** start of Dataset records **

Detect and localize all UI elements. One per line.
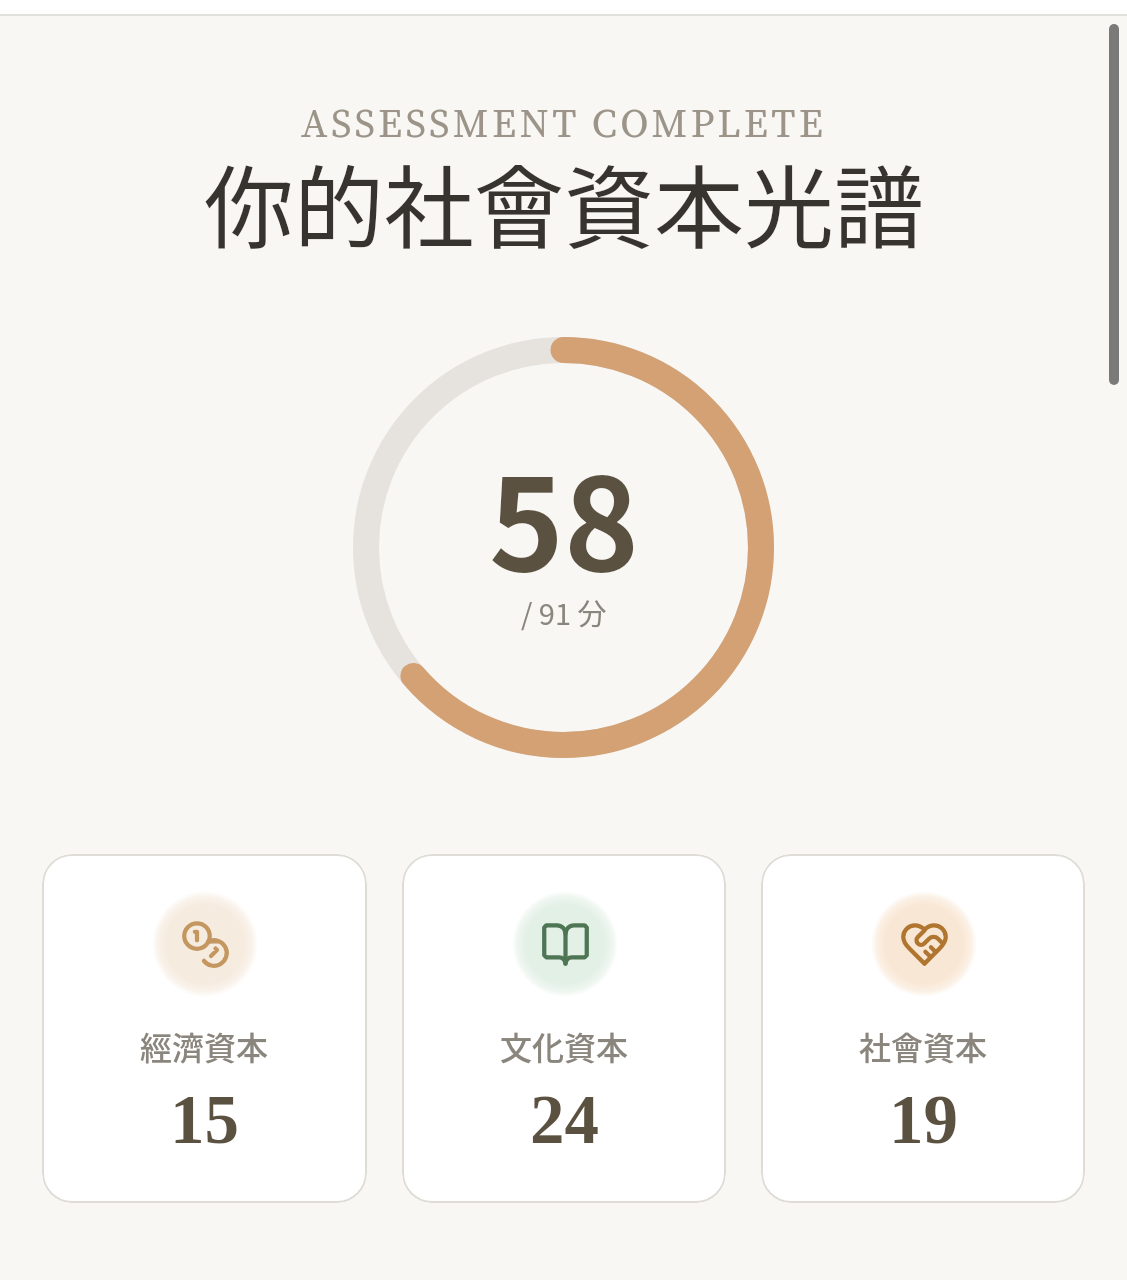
button[interactable]: 社會資本 <box>761 854 1085 1203</box>
staticText: 19 <box>889 1082 958 1158</box>
other: 經濟資本 <box>180 919 231 970</box>
staticText: 你的社會資本光譜 <box>204 137 924 267</box>
staticText: 經濟資本 <box>140 1023 269 1069</box>
button[interactable]: 經濟資本 <box>42 854 367 1203</box>
other: 社會資本 <box>899 919 950 970</box>
staticText: 58 <box>489 424 639 608</box>
staticText: 文化資本 <box>500 1023 629 1069</box>
staticText: ASSESSMENT COMPLETE <box>301 96 827 151</box>
staticText: 15 <box>170 1082 239 1158</box>
staticText: 24 <box>530 1082 599 1158</box>
button[interactable]: 文化資本 <box>402 854 726 1203</box>
staticText: 社會資本 <box>859 1023 988 1069</box>
other: 文化資本 <box>540 919 591 970</box>
staticText: / 91 分 <box>521 591 607 633</box>
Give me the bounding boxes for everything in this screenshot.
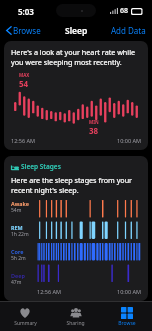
staticText: 68: [120, 6, 129, 16]
button[interactable]: Here's a look at your heart rate while y…: [4, 41, 148, 150]
staticText: Sleep: [65, 25, 88, 37]
button[interactable]: Add Data: [111, 25, 146, 36]
staticText: MAX: [19, 72, 30, 78]
staticText: Sleep Stages: [21, 162, 61, 171]
staticText: 1h 22m: [11, 231, 29, 238]
staticText: Summary: [14, 320, 37, 327]
button[interactable]: Browse: [101, 302, 152, 331]
staticText: 12:56 AM: [11, 137, 35, 144]
staticText: 5:03: [18, 6, 34, 17]
staticText: Sharing: [66, 320, 85, 327]
staticText: 54: [19, 78, 29, 89]
staticText: MIN: [89, 119, 99, 125]
staticText: Browse: [13, 25, 41, 36]
staticText: 38: [89, 125, 99, 136]
staticText: 5h 2m: [11, 255, 26, 262]
staticText: Deep: [11, 272, 25, 279]
button[interactable]: Sleep Stages: [4, 156, 148, 301]
button[interactable]: Browse: [5, 25, 42, 36]
staticText: 47m: [11, 279, 22, 286]
button[interactable]: Summary: [0, 302, 50, 331]
staticText: 10:00 AM: [117, 288, 141, 295]
staticText: Here are the sleep stages from your rece…: [11, 175, 141, 195]
staticText: Core: [11, 248, 24, 255]
staticText: 12:56 AM: [37, 288, 61, 295]
staticText: 10:00 AM: [117, 137, 141, 144]
staticText: Browse: [118, 320, 136, 327]
staticText: Here's a look at your heart rate while y…: [11, 47, 141, 67]
staticText: 54m: [11, 207, 22, 214]
button[interactable]: Sharing: [50, 302, 101, 331]
staticText: REM: [11, 224, 23, 231]
staticText: Awake: [11, 200, 29, 207]
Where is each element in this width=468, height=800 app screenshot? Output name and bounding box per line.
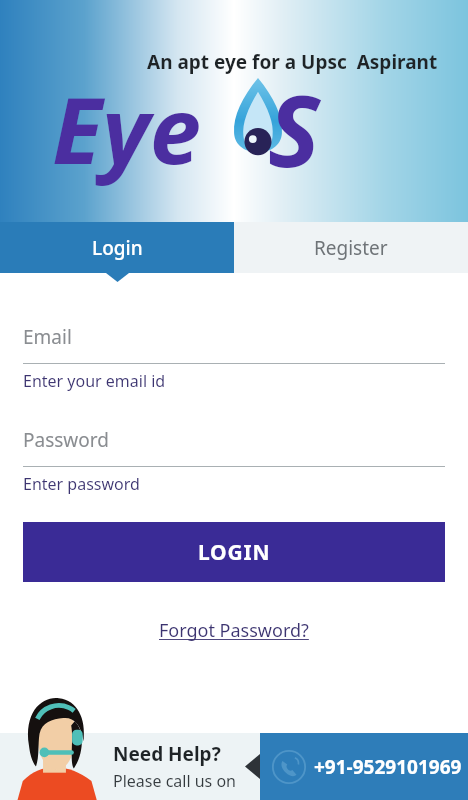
staticText: Forgot Password? (159, 618, 309, 643)
button[interactable]: Register (234, 222, 468, 273)
button[interactable]: LOGIN (23, 522, 445, 582)
staticText: Email (23, 324, 72, 350)
button[interactable]: Login (0, 222, 234, 273)
button[interactable]: Call (260, 733, 468, 800)
button[interactable]: Forgot Password? (153, 612, 315, 649)
other: Call (272, 750, 306, 784)
staticText: An apt eye for a Upsc Aspirant (147, 49, 438, 75)
staticText: Register (314, 235, 388, 261)
staticText: Enter your email id (23, 370, 166, 392)
staticText: Eye (52, 66, 201, 191)
staticText: Need Help? (113, 741, 221, 767)
staticText: Password (23, 427, 109, 453)
staticText: Enter password (23, 473, 140, 495)
staticText: LOGIN (198, 538, 271, 567)
staticText: S (268, 62, 320, 195)
staticText: +91-9529101969 (314, 754, 462, 780)
staticText: Login (92, 235, 143, 261)
staticText: Please call us on (113, 770, 237, 792)
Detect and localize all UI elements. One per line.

** end of Dataset records **

Retype the entries above, starting at the line that contains "staticText: 68: [120, 6, 129, 16]" and ending at the line that contains "staticText: Summary: [14, 320, 37, 327]".

**Written response**
staticText: 68: [120, 6, 129, 16]
button[interactable]: Here's a look at your heart rate while y…: [4, 41, 148, 150]
staticText: Sleep: [65, 25, 88, 37]
button[interactable]: Add Data: [111, 25, 146, 36]
staticText: MAX: [19, 72, 30, 78]
staticText: Sleep Stages: [21, 162, 61, 171]
staticText: 1h 22m: [11, 231, 29, 238]
staticText: Summary: [14, 320, 37, 327]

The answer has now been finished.